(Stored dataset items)
********************

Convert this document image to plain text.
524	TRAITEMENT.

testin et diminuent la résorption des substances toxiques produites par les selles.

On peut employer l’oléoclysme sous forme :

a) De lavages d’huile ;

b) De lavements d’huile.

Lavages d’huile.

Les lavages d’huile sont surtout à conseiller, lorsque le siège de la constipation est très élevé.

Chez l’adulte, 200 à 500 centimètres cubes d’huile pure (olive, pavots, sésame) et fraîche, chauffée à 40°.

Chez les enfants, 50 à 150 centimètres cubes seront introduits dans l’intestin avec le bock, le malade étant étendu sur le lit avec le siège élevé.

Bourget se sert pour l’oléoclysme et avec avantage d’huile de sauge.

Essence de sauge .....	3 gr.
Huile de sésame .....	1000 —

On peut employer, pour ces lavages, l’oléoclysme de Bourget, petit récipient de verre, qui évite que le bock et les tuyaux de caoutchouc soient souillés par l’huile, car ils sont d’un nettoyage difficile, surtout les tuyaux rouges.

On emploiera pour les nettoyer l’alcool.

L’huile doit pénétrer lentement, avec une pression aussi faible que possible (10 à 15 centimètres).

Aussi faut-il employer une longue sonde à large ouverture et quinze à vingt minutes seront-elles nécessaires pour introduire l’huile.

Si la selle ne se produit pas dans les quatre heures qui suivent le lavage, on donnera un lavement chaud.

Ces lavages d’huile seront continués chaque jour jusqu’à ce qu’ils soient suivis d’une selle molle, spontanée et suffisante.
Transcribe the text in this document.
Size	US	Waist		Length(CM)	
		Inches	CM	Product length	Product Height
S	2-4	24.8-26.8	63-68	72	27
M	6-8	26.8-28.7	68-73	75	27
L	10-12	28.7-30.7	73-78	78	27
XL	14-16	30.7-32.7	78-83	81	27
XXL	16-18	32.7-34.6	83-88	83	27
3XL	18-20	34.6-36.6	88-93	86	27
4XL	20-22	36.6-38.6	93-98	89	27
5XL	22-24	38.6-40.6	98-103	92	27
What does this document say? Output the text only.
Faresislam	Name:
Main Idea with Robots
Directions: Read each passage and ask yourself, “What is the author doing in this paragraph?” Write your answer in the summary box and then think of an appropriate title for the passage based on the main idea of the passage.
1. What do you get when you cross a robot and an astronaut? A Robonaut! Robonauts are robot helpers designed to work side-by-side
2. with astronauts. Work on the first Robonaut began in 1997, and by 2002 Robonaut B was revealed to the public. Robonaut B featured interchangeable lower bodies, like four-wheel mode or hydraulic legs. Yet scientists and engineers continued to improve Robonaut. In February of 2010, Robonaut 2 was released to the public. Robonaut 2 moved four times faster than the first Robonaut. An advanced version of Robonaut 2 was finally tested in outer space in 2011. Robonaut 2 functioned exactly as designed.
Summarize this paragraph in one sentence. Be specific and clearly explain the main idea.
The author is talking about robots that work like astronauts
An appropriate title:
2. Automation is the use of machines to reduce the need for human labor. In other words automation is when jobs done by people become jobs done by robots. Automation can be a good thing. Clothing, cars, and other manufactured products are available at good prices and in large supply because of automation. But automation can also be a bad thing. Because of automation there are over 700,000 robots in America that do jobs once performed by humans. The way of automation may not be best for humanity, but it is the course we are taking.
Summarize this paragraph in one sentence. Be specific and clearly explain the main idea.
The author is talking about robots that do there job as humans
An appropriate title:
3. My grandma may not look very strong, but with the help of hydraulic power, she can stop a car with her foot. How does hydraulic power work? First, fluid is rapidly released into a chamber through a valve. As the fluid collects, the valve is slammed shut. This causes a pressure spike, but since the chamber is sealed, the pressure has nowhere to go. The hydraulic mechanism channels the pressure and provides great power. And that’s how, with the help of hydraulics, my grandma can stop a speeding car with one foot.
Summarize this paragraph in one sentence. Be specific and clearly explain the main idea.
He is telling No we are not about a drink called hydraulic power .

********************

_Required work_
How many lines of the listing above include the word "that"? State the number and nothing else.

_Completed task_
4